Testo di partenza:
────────

E contabilmente, l’emissione di una maggiore quantità di Bund non equivarrebbe a un aumento del debito pubblico tedesco, in quanto compensata da maggiori crediti che la Germania vanterebbe, in questo caso, verso l’Italia. Alla scadenza, incasserebbe i BTp e con tali somme pagherebbe i suoi investitori, ai quali già in partenza darebbe un capitale inferiore rispetto al monte-cedole da loro percepito e ai prezzi sborsati per acquistare i bond. In teoria, non sarebbe nemmeno detto che il governo tedesco debba attendere la scadenza, potendo liberarsi anche in anticipo dei BTp, maturando plusvalenze potenzialmente elevate, semplicemente rivendendoli tempo dopo alla BCE nel corso dei suoi acquisti di assets con il QE, anche solo per la fase di reinvestimento, avviata dal 2017.

In teoria, una simile operazione ridurrebbe gli spread tra BTp e Bund, in quanto la percezione che gli investitori avrebbero sui nostri bond sarebbe di maggiore affidabilità, non fosse altro che per il “salvataggio” implicito segnalato dalla Germania. Venendo meno parte dei rischi legati all’euro, i Bund costerebbero di meno e renderebbero di più per il minore “fly to quality” nell’area, mentre i BTp si apprezzerebbero. Sarebbe come se la Germania desse il via a una sorta di QE “intergovernativo” e sarebbe l’unica nelle condizioni di fare tutto questo, sia per le dimensioni della sua economia, oltre che per il suo peso politico, sia per le sue finanze statali che scoppiano di salute.

Farebbe mai una cosa del genere? No e per varie ragioni. La prima sarebbe che i contribuenti tedeschi, i quali nutrono forse da sempre forti pregiudizi verso di noi, s’infurierebbero con il governo come poche volte nella loro storia, il quale verrebbe facilmente accusato di esporre i soldi delle tasse da loro pagate a rischi esterni incontrollabili. A tale proposito, si vedano le polemiche dell’ultimo decennio per i salvataggi di Grecia, Portogallo, Cipro, Irlanda e banche spagnole.

Secondariamente, la stessa Berlino non s’impelagherebbe in simili operazioni, fiutando il rischio di restare esposto verso la poco credibile politica italiana, peraltro incentivandola a fare ancora più debiti. Infine, perché ciò spingerebbe il costo del debito tedesco, riducendolo per l’Italia. E per quanto ciò segnerebbe la salvezza definitiva dell’euro, nessuno in Germania si sente in dovere di muover un dito per aiutare gli “spendaccioni” di Roma.

────────

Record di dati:
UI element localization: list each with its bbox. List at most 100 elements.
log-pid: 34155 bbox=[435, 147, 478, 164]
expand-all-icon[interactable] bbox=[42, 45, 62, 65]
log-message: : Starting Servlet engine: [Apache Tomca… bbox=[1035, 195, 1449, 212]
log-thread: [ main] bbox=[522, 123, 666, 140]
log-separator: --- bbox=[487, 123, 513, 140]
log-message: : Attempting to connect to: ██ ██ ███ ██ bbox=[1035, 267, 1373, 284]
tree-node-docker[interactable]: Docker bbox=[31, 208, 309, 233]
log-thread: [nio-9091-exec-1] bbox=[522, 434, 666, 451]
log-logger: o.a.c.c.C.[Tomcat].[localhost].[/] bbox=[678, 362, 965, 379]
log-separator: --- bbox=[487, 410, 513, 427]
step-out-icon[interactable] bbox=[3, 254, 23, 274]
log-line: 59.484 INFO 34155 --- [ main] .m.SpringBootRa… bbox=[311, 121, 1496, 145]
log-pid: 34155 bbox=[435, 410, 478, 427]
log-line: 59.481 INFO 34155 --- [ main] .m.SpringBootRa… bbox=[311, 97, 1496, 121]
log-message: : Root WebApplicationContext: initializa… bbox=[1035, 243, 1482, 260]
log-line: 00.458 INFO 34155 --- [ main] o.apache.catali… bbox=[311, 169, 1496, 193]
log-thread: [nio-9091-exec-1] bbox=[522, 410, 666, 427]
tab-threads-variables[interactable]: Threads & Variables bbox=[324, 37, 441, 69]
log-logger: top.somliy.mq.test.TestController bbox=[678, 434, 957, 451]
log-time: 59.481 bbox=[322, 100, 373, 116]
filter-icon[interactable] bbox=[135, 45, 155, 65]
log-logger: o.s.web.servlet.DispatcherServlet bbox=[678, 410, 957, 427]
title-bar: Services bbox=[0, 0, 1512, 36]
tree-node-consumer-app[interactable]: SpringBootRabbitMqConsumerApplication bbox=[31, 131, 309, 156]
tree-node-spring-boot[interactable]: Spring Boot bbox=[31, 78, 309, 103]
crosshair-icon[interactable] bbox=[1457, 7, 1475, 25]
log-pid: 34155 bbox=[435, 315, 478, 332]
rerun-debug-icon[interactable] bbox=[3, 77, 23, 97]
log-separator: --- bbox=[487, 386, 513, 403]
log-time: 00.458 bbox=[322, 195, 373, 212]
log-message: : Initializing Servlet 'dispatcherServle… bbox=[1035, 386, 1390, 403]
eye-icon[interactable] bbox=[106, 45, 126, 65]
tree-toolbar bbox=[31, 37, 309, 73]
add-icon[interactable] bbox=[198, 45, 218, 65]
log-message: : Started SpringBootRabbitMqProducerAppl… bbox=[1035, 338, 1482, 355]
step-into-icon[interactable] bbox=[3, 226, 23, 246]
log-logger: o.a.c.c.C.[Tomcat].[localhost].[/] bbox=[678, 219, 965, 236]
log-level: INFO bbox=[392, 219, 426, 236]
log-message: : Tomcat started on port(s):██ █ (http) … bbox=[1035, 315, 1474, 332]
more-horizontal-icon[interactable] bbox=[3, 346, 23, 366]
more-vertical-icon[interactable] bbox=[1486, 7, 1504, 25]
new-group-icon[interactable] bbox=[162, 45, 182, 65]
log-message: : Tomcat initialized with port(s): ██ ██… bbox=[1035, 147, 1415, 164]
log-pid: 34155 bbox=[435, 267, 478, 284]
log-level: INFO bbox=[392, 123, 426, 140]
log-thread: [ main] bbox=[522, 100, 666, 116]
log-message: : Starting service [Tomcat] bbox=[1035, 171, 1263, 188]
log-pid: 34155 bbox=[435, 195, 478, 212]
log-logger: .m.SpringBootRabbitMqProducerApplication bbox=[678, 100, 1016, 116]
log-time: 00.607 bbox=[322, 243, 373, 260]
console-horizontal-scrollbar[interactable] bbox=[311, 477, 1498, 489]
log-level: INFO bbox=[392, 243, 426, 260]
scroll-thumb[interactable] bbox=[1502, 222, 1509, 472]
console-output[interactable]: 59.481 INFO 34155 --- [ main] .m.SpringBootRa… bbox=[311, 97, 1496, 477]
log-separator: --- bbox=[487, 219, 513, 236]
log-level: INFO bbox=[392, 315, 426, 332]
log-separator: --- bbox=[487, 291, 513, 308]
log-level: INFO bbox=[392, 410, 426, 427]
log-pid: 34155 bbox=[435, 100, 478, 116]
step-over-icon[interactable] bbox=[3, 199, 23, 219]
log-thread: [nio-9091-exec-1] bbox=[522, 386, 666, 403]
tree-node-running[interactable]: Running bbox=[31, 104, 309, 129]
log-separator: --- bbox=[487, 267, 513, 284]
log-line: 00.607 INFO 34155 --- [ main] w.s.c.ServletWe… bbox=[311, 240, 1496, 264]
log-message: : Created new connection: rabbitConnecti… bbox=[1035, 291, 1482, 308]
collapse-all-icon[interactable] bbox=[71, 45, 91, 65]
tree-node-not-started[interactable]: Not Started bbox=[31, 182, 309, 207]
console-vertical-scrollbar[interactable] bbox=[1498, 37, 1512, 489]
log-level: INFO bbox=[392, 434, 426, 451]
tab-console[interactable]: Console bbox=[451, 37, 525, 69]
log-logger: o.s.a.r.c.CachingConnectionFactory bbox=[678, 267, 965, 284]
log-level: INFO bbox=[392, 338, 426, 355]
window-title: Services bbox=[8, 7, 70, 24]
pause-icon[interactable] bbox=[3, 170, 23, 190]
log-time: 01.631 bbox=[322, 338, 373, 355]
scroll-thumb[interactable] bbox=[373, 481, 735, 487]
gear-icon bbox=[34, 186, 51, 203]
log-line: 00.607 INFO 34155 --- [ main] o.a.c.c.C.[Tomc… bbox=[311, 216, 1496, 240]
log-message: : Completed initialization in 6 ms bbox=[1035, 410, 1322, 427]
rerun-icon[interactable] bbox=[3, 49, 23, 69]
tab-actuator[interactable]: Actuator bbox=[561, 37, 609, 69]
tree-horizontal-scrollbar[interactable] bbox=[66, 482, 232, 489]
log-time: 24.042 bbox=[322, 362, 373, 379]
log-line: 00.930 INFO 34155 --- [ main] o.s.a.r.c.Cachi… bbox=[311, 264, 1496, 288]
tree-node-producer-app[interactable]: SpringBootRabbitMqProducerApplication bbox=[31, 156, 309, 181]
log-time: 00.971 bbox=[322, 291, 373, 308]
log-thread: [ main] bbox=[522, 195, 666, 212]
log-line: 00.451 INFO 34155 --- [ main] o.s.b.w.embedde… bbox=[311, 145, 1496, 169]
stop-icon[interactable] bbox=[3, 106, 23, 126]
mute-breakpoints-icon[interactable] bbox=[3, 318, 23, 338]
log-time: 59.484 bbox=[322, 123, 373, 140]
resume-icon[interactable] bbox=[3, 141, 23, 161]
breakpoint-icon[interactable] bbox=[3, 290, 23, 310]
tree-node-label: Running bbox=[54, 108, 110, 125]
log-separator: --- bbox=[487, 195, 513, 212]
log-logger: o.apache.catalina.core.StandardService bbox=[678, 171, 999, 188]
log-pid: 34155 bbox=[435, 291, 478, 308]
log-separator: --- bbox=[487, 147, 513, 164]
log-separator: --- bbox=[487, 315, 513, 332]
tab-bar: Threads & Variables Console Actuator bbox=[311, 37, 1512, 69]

────────

Attività da svolgere:
a: Nel testo di partenza, da quale anno è stata avviata la fase di reinvestimento del QE della BCE?
b: Ricopia dal testo di partenza il passaggio che comincia con le parole "E contabilmente, l’emissione" e si chiude dopo "avviata dal 2017.".
Le righe non hanno alcun legame con il testo di partenza.

Risposte in ordine:
a: Dal 2017.

b:
E contabilmente, l’emissione di una maggiore quantità di Bund non equivarrebbe a un aumento del debito pubblico tedesco, in quanto compensata da maggiori crediti che la Germania vanterebbe, in questo caso, verso l’Italia. Alla scadenza, incasserebbe i BTp e con tali somme pagherebbe i suoi investitori, ai quali già in partenza darebbe un capitale inferiore rispetto al monte-cedole da loro percepito e ai prezzi sborsati per acquistare i bond. In teoria, non sarebbe nemmeno detto che il governo tedesco debba attendere la scadenza, potendo liberarsi anche in anticipo dei BTp, maturando plusvalenze potenzialmente elevate, semplicemente rivendendoli tempo dopo alla BCE nel corso dei suoi acquisti di assets con il QE, anche solo per la fase di reinvestimento, avviata dal 2017.